(What the task asks)
Locate the string "description" throughout the material and copy every line in which it occurs.
-- start of Records for the task --
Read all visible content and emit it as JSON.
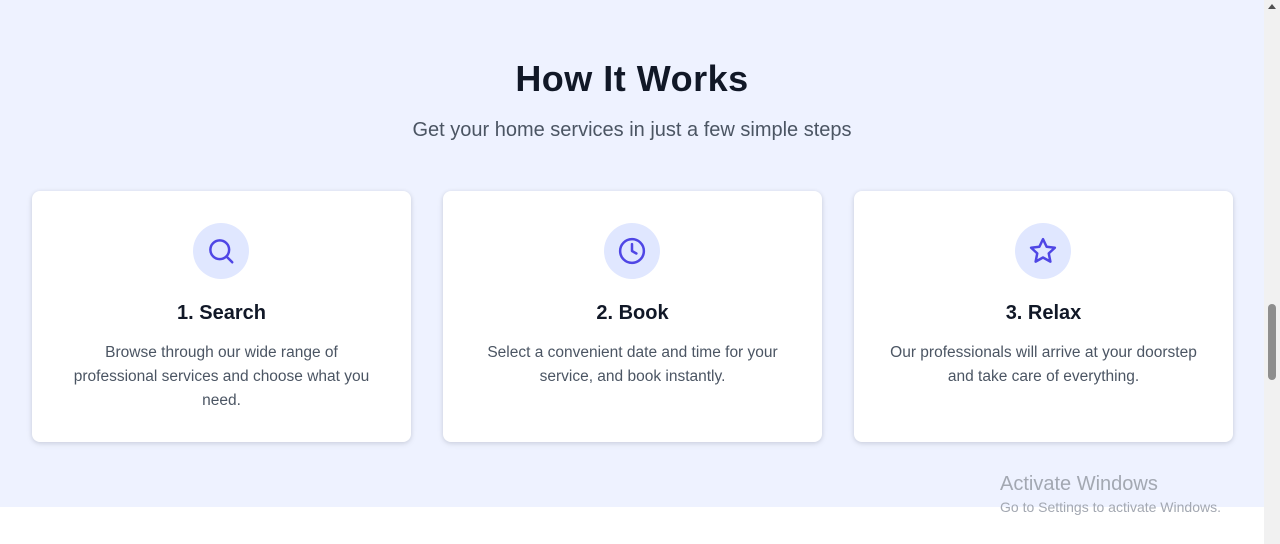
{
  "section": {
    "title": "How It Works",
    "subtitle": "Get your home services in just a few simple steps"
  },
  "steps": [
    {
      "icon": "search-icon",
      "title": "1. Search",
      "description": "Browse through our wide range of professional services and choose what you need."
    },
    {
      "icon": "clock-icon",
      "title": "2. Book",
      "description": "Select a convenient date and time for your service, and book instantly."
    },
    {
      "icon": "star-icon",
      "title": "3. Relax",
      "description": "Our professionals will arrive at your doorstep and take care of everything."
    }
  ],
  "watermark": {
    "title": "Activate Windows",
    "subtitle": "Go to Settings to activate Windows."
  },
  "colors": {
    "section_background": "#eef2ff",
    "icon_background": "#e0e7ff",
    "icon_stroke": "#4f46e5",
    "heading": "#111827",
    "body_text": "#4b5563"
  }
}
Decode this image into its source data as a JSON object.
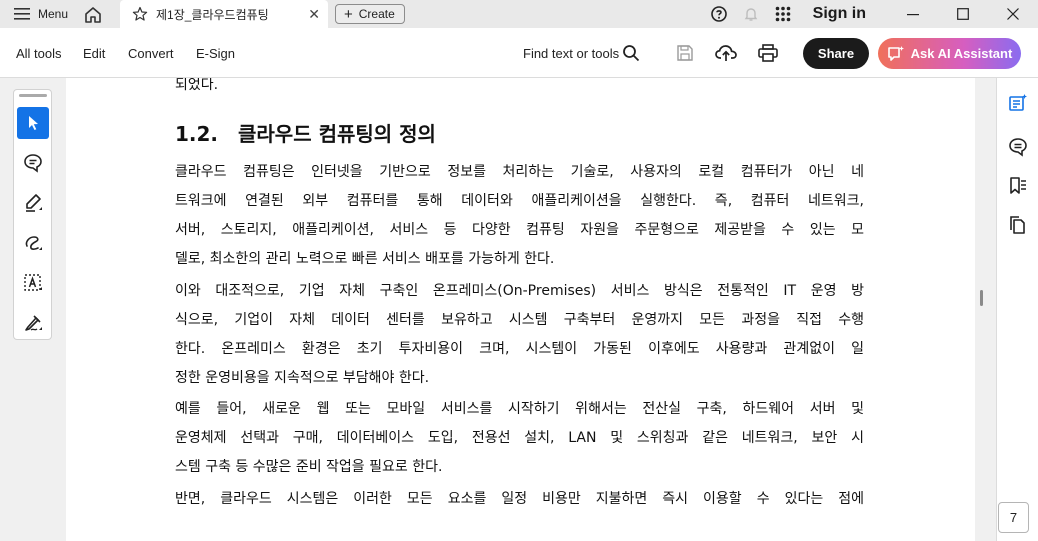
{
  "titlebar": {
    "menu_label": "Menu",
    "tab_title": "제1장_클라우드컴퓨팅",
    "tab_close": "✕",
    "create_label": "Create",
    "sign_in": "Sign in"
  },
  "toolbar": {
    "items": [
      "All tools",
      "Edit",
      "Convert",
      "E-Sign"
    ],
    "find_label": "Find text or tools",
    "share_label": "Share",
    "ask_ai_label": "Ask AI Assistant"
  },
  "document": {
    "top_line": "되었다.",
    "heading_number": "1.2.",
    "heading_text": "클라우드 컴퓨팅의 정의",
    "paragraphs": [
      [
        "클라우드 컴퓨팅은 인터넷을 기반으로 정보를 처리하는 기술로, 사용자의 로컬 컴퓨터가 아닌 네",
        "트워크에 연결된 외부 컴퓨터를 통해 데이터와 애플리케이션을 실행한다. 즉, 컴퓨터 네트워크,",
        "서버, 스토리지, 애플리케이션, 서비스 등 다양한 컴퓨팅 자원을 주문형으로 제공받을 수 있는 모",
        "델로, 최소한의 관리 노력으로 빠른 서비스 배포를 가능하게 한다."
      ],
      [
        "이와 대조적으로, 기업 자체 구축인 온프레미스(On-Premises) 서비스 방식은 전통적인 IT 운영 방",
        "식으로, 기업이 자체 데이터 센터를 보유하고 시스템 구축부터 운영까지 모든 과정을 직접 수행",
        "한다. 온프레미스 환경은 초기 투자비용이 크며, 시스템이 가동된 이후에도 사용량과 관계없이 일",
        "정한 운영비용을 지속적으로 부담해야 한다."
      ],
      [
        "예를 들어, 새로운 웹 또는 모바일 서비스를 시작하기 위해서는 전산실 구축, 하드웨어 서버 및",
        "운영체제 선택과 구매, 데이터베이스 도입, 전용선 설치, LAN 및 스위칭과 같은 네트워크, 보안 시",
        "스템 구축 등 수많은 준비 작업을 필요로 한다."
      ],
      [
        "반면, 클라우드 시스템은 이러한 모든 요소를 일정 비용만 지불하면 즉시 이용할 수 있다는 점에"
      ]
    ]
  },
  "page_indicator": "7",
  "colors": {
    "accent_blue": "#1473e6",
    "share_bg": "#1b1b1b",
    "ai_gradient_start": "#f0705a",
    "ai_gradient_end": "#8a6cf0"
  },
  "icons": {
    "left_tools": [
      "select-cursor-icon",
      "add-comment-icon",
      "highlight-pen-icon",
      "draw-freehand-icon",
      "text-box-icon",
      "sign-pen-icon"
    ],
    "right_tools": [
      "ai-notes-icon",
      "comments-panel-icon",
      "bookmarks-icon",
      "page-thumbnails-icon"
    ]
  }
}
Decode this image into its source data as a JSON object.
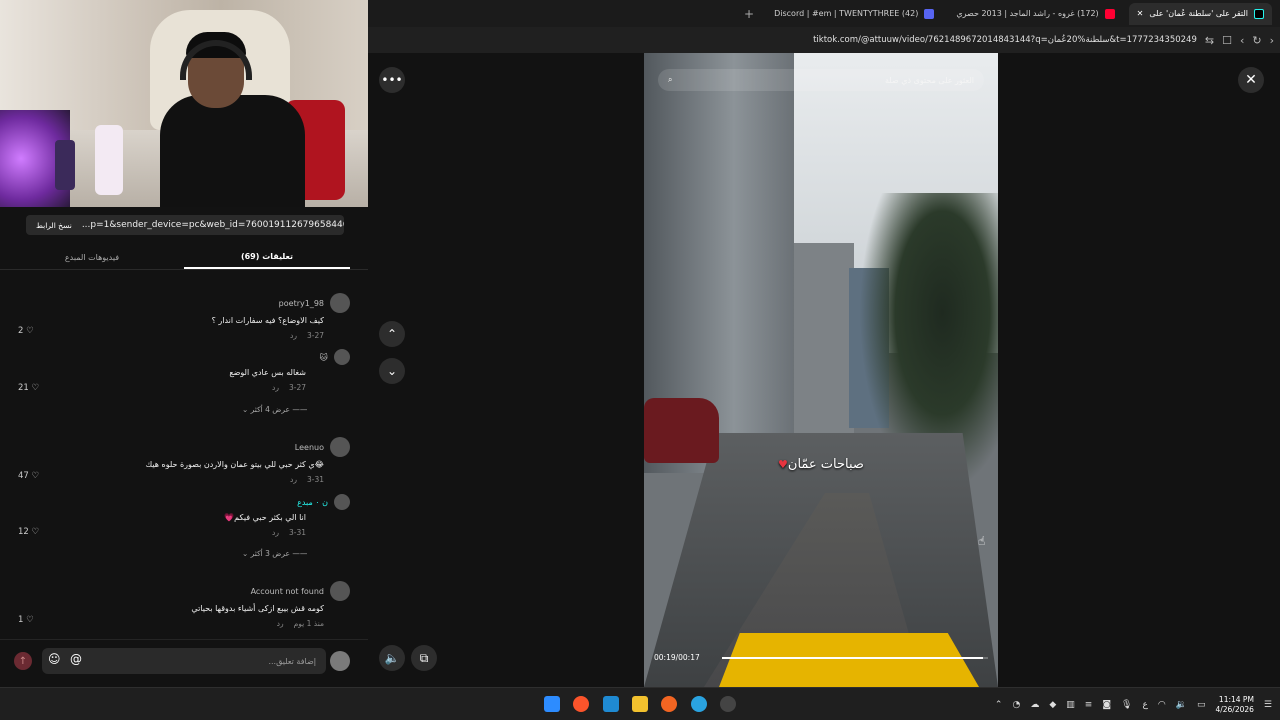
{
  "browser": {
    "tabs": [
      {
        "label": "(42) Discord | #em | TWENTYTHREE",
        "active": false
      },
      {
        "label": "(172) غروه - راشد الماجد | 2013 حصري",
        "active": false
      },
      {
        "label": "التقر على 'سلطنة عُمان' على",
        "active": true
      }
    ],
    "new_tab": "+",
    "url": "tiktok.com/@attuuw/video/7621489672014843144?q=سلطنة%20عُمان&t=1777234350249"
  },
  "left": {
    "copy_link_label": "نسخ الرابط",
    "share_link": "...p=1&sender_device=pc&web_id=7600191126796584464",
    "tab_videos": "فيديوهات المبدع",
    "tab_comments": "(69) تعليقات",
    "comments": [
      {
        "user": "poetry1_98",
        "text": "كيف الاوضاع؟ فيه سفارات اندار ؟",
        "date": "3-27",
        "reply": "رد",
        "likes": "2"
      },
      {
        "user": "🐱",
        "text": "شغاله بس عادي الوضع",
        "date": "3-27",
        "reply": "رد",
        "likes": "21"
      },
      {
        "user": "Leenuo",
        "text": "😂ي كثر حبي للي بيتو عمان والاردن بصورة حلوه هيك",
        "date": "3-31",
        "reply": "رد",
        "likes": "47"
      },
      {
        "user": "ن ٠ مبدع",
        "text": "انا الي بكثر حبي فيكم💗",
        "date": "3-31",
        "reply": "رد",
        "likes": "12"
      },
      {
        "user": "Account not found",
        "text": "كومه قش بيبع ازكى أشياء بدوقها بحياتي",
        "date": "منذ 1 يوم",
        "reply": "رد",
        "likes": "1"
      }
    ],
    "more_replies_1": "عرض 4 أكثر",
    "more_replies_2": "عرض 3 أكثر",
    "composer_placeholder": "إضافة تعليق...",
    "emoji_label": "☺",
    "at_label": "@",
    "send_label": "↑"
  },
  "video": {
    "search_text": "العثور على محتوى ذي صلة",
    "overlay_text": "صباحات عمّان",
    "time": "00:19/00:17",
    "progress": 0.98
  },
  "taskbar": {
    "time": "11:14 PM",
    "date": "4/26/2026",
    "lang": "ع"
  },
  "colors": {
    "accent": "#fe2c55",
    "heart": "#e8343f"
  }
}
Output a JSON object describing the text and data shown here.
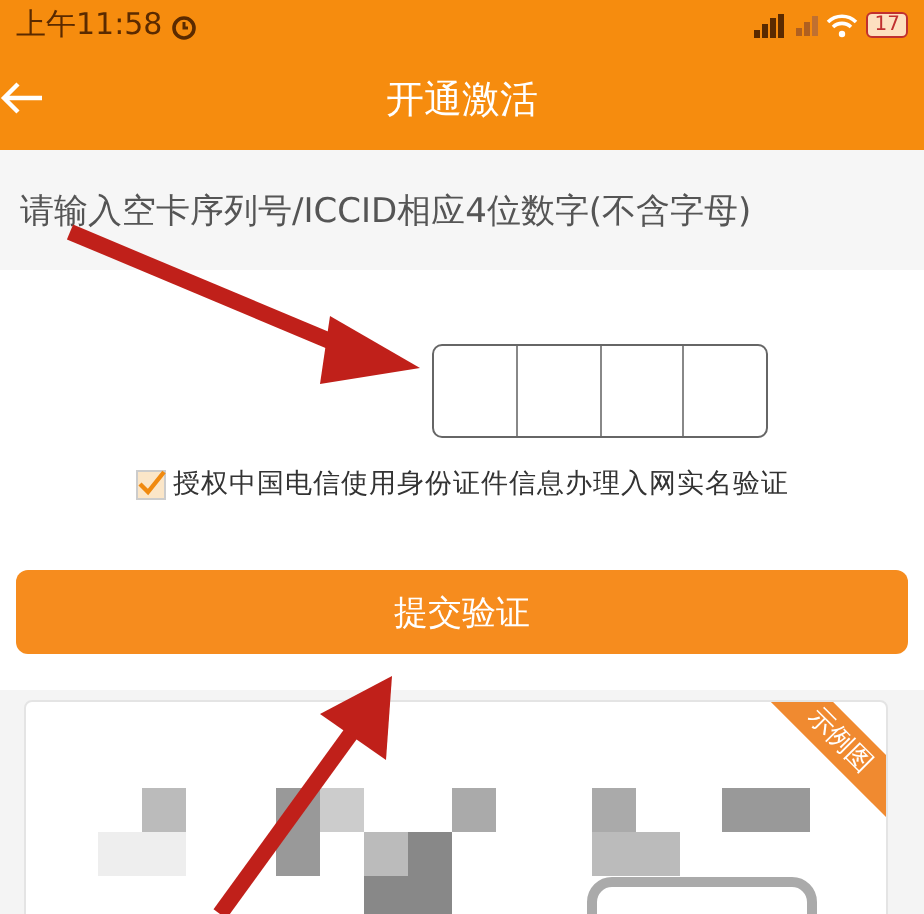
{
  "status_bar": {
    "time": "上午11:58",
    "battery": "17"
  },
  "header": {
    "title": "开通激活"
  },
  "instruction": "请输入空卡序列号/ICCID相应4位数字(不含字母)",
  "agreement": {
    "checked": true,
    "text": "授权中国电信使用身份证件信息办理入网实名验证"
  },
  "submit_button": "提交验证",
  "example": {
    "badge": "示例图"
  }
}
-- end of Records for the task --
(Exercise result)
      "description": "Browse through our wide range of professional services and choose what you need."
      "description": "Select a convenient date and time for your service, and book instantly."
      "description": "Our professionals will arrive at your doorstep and take care of everything."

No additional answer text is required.